Begin at the line containing "What data populates" and give again every line to the end of the records, exactly, without the pictures.

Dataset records
= = = = =

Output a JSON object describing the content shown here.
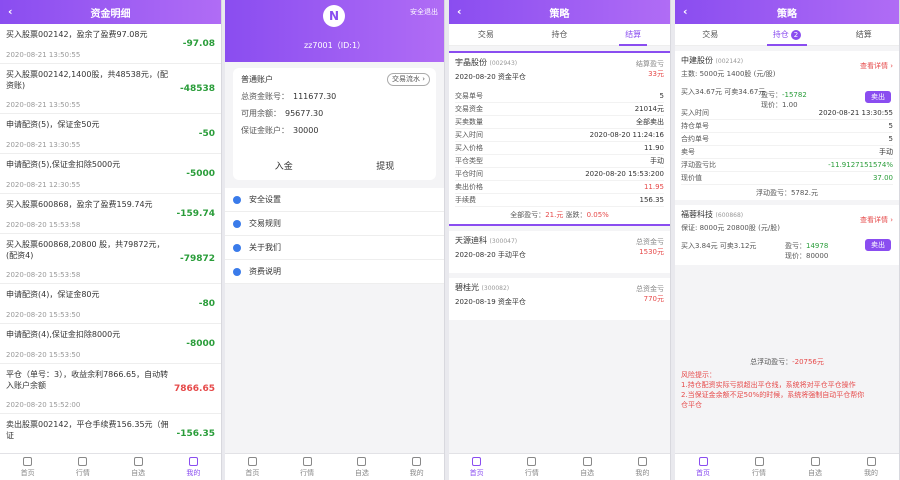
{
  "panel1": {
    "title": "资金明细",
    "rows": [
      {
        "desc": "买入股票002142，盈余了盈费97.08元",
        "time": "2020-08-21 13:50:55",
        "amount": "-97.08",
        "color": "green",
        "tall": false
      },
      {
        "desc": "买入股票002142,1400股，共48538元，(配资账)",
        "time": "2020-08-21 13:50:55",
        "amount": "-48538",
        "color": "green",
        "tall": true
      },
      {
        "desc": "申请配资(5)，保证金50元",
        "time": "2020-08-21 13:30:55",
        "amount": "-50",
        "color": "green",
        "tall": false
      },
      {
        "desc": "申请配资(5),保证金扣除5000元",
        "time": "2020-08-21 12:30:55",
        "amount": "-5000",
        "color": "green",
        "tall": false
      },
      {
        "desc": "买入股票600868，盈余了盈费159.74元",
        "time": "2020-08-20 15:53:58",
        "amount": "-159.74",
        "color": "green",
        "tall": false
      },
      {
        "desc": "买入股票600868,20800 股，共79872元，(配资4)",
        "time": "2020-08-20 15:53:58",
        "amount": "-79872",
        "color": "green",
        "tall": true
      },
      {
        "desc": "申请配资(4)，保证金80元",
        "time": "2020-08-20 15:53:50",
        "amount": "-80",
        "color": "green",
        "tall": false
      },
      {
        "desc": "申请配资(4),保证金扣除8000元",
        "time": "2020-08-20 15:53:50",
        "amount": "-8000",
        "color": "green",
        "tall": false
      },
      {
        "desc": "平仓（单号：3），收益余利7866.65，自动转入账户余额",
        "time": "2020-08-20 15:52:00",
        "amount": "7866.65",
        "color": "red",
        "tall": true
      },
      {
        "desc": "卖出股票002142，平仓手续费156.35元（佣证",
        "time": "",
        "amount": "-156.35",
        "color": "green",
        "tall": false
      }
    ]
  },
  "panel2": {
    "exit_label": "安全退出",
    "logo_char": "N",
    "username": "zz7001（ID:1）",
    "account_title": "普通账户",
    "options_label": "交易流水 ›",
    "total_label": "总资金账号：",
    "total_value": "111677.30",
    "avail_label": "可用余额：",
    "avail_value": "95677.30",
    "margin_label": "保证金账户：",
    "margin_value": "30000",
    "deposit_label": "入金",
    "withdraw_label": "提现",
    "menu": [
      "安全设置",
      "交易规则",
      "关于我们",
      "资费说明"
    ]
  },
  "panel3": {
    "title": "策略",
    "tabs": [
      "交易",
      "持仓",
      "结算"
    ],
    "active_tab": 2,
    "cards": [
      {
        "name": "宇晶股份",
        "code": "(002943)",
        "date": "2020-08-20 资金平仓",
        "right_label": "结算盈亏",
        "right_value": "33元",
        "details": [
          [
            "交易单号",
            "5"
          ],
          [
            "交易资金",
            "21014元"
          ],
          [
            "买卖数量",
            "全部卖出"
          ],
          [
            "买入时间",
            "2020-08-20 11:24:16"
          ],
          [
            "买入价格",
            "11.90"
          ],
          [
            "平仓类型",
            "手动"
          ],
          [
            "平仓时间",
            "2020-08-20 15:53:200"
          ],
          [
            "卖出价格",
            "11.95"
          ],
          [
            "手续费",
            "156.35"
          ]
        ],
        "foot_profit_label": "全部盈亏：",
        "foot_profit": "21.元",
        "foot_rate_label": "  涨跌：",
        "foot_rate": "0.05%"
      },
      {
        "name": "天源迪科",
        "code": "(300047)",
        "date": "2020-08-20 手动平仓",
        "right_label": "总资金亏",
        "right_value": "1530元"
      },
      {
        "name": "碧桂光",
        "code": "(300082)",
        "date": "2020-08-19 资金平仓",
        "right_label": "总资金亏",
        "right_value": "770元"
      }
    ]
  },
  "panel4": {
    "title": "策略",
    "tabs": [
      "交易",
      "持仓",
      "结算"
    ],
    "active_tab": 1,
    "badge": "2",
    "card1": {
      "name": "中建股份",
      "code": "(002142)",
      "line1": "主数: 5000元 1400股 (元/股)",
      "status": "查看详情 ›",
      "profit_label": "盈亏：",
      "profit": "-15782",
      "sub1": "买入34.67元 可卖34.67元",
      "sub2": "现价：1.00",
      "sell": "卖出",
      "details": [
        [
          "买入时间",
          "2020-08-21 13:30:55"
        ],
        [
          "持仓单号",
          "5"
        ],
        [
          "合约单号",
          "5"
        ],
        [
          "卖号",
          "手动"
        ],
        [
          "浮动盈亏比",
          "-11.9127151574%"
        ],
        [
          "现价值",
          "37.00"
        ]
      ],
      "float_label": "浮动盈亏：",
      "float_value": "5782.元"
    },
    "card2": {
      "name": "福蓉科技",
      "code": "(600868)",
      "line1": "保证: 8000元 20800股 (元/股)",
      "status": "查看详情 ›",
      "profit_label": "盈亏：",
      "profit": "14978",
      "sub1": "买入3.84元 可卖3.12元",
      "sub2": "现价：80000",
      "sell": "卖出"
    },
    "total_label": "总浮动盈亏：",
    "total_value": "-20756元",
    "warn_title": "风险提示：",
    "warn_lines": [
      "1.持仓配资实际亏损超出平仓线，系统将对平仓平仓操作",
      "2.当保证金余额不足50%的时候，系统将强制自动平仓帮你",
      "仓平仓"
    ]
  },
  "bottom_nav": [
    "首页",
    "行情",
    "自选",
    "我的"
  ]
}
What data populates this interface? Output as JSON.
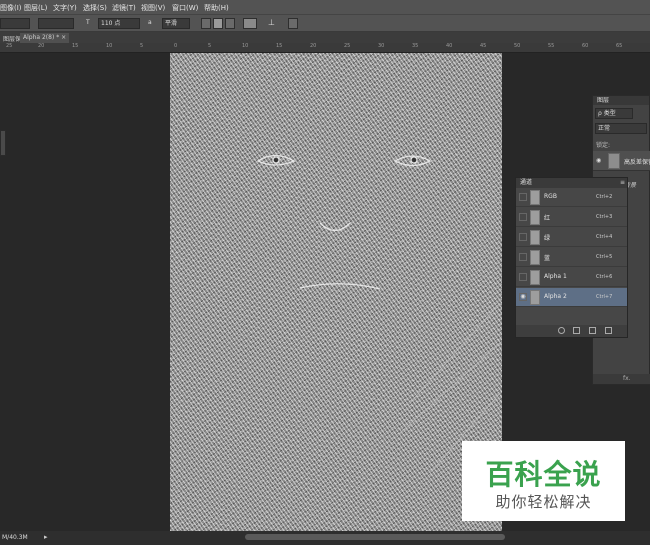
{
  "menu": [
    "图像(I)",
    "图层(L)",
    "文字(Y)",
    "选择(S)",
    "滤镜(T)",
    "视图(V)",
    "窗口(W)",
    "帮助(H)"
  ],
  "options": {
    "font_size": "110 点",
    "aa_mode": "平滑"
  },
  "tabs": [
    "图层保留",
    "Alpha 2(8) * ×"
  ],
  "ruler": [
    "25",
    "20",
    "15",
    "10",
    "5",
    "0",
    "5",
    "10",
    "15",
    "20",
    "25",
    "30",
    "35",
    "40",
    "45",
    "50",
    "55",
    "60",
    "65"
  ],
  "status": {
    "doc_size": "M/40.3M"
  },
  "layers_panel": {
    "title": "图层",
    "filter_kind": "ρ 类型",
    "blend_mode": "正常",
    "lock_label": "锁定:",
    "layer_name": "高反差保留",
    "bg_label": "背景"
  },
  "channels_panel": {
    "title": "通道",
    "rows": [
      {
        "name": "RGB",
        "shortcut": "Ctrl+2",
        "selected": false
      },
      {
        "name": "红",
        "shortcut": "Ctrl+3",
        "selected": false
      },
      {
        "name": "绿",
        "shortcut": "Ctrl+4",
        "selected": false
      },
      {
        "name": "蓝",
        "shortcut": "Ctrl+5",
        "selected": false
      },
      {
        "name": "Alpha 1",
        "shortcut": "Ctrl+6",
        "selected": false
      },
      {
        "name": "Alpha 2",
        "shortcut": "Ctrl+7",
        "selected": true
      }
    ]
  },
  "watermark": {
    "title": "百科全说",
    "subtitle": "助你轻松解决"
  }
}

= = = = =

**Response**.
What data populates this interface? Output as JSON.
{
  "menu": [
    "图像(I)",
    "图层(L)",
    "文字(Y)",
    "选择(S)",
    "滤镜(T)",
    "视图(V)",
    "窗口(W)",
    "帮助(H)"
  ],
  "options": {
    "font_size": "110 点",
    "aa_mode": "平滑"
  },
  "tabs": [
    "图层保留",
    "Alpha 2(8) * ×"
  ],
  "ruler": [
    "25",
    "20",
    "15",
    "10",
    "5",
    "0",
    "5",
    "10",
    "15",
    "20",
    "25",
    "30",
    "35",
    "40",
    "45",
    "50",
    "55",
    "60",
    "65"
  ],
  "status": {
    "doc_size": "M/40.3M"
  },
  "layers_panel": {
    "title": "图层",
    "filter_kind": "ρ 类型",
    "blend_mode": "正常",
    "lock_label": "锁定:",
    "layer_name": "高反差保留",
    "bg_label": "背景"
  },
  "channels_panel": {
    "title": "通道",
    "rows": [
      {
        "name": "RGB",
        "shortcut": "Ctrl+2",
        "selected": false
      },
      {
        "name": "红",
        "shortcut": "Ctrl+3",
        "selected": false
      },
      {
        "name": "绿",
        "shortcut": "Ctrl+4",
        "selected": false
      },
      {
        "name": "蓝",
        "shortcut": "Ctrl+5",
        "selected": false
      },
      {
        "name": "Alpha 1",
        "shortcut": "Ctrl+6",
        "selected": false
      },
      {
        "name": "Alpha 2",
        "shortcut": "Ctrl+7",
        "selected": true
      }
    ]
  },
  "watermark": {
    "title": "百科全说",
    "subtitle": "助你轻松解决"
  }
}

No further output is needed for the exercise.